Instruction: Pick out each line of the records that includes the string "text", and copy it.

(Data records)
----
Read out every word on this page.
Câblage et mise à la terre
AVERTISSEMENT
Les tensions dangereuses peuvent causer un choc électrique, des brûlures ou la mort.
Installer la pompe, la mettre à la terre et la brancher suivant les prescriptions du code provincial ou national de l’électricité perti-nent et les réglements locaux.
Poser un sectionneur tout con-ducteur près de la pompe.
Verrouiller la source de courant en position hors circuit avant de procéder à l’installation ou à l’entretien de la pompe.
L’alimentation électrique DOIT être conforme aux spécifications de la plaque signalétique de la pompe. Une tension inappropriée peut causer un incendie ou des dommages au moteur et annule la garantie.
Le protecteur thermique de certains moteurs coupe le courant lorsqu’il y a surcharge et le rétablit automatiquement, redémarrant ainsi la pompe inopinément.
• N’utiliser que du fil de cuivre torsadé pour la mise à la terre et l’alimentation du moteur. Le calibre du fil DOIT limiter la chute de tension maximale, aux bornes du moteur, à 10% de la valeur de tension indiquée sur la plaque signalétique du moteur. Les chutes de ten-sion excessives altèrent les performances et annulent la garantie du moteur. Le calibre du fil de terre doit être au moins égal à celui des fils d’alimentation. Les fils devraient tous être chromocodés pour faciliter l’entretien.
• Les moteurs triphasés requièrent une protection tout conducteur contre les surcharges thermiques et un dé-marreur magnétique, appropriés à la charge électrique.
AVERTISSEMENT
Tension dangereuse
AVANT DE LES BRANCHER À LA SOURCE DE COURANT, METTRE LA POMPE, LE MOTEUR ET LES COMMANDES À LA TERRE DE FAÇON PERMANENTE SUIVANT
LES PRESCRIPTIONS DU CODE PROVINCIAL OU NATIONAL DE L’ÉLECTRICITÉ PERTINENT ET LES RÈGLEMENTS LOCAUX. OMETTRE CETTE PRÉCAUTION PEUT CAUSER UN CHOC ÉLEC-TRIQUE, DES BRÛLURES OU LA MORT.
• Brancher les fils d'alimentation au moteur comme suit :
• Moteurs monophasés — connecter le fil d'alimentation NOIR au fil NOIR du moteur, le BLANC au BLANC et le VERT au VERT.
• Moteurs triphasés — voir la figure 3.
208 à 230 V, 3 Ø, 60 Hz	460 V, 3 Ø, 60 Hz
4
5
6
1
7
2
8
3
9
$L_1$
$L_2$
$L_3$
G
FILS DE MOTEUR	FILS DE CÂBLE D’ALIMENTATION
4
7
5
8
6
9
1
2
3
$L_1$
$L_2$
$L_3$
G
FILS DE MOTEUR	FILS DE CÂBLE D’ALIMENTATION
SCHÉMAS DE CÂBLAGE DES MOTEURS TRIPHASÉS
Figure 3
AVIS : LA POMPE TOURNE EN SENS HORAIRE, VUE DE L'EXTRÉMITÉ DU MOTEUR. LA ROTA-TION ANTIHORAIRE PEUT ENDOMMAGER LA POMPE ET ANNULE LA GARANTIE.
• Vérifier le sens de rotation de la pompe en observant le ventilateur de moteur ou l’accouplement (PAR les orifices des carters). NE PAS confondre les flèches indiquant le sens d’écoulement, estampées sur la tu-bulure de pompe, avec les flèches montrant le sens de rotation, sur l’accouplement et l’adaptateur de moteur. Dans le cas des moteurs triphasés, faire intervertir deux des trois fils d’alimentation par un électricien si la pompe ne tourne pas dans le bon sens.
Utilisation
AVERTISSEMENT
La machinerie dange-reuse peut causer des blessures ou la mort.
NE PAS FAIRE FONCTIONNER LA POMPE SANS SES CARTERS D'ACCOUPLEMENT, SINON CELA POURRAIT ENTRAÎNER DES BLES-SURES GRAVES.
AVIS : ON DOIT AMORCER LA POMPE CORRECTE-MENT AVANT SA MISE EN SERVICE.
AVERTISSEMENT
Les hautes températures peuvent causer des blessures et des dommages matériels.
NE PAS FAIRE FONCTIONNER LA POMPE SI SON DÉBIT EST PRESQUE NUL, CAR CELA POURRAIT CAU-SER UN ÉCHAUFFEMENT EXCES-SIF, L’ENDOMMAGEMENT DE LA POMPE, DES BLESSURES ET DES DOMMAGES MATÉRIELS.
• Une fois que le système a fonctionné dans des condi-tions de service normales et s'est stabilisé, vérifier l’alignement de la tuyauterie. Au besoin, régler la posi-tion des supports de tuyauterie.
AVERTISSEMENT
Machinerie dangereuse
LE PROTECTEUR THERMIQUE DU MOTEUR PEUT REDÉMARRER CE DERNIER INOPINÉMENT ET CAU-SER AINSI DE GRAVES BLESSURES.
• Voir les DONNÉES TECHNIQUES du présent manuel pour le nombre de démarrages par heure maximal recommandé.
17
----
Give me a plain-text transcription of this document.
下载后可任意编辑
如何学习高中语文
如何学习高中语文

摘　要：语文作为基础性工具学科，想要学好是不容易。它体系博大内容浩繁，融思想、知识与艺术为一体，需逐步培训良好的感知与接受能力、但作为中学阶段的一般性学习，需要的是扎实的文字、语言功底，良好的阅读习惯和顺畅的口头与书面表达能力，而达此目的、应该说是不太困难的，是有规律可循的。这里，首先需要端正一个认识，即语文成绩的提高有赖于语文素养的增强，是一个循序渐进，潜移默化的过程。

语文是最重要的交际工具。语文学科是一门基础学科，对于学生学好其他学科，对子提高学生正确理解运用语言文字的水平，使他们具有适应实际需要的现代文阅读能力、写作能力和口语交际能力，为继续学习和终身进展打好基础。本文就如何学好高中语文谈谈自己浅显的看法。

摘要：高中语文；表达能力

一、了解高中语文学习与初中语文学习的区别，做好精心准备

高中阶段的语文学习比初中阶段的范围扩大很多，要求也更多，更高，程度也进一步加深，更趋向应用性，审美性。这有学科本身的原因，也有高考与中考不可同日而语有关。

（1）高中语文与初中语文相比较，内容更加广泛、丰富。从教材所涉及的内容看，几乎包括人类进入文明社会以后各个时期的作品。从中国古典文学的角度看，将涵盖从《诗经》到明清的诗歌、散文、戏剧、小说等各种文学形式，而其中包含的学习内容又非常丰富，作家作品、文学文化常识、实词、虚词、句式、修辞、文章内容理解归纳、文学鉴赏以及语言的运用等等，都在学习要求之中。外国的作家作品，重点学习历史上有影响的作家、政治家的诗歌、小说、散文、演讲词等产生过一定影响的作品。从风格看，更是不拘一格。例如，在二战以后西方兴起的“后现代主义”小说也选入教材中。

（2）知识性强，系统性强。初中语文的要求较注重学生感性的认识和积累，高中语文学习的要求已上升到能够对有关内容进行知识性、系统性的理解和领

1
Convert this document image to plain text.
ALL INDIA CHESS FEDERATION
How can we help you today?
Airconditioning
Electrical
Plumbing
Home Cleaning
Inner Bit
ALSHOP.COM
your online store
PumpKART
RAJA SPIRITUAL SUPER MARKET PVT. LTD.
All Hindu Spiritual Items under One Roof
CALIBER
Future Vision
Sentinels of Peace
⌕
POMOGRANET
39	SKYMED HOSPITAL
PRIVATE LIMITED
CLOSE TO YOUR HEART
----
Answer to the problem:
Give me a plain-text transcription of this document.
Convert this document image to plain text.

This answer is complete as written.